Stored records
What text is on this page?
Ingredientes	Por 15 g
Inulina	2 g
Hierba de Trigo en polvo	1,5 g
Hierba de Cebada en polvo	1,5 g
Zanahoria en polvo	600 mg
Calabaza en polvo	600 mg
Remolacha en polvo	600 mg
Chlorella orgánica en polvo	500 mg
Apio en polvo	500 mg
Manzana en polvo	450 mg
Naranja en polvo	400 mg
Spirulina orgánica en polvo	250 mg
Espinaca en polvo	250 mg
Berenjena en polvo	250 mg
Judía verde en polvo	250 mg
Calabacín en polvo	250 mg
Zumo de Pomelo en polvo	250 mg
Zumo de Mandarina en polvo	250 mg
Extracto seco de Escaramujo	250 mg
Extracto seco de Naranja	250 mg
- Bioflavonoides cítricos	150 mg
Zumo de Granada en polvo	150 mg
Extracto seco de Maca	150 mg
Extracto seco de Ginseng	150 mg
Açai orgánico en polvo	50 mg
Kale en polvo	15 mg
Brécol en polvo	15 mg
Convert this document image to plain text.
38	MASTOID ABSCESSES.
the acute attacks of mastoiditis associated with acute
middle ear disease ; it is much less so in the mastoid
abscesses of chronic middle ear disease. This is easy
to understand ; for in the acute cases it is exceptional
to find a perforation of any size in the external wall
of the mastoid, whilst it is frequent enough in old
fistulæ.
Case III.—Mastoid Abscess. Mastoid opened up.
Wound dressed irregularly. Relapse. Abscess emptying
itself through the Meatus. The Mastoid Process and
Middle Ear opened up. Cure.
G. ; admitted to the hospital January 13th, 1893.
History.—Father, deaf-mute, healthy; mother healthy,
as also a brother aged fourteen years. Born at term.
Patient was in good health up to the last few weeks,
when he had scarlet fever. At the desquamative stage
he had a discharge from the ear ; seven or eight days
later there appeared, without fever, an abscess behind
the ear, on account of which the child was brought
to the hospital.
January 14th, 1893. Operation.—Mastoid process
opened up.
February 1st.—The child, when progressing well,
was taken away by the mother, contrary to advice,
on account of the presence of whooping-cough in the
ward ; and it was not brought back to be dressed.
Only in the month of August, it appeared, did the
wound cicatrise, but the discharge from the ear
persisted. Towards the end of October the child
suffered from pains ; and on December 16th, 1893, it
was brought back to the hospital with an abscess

■ Task description ■
Count every line in the entries above where the word "Extracto" appears; respond with the number alone.

■ Complete answer ■
4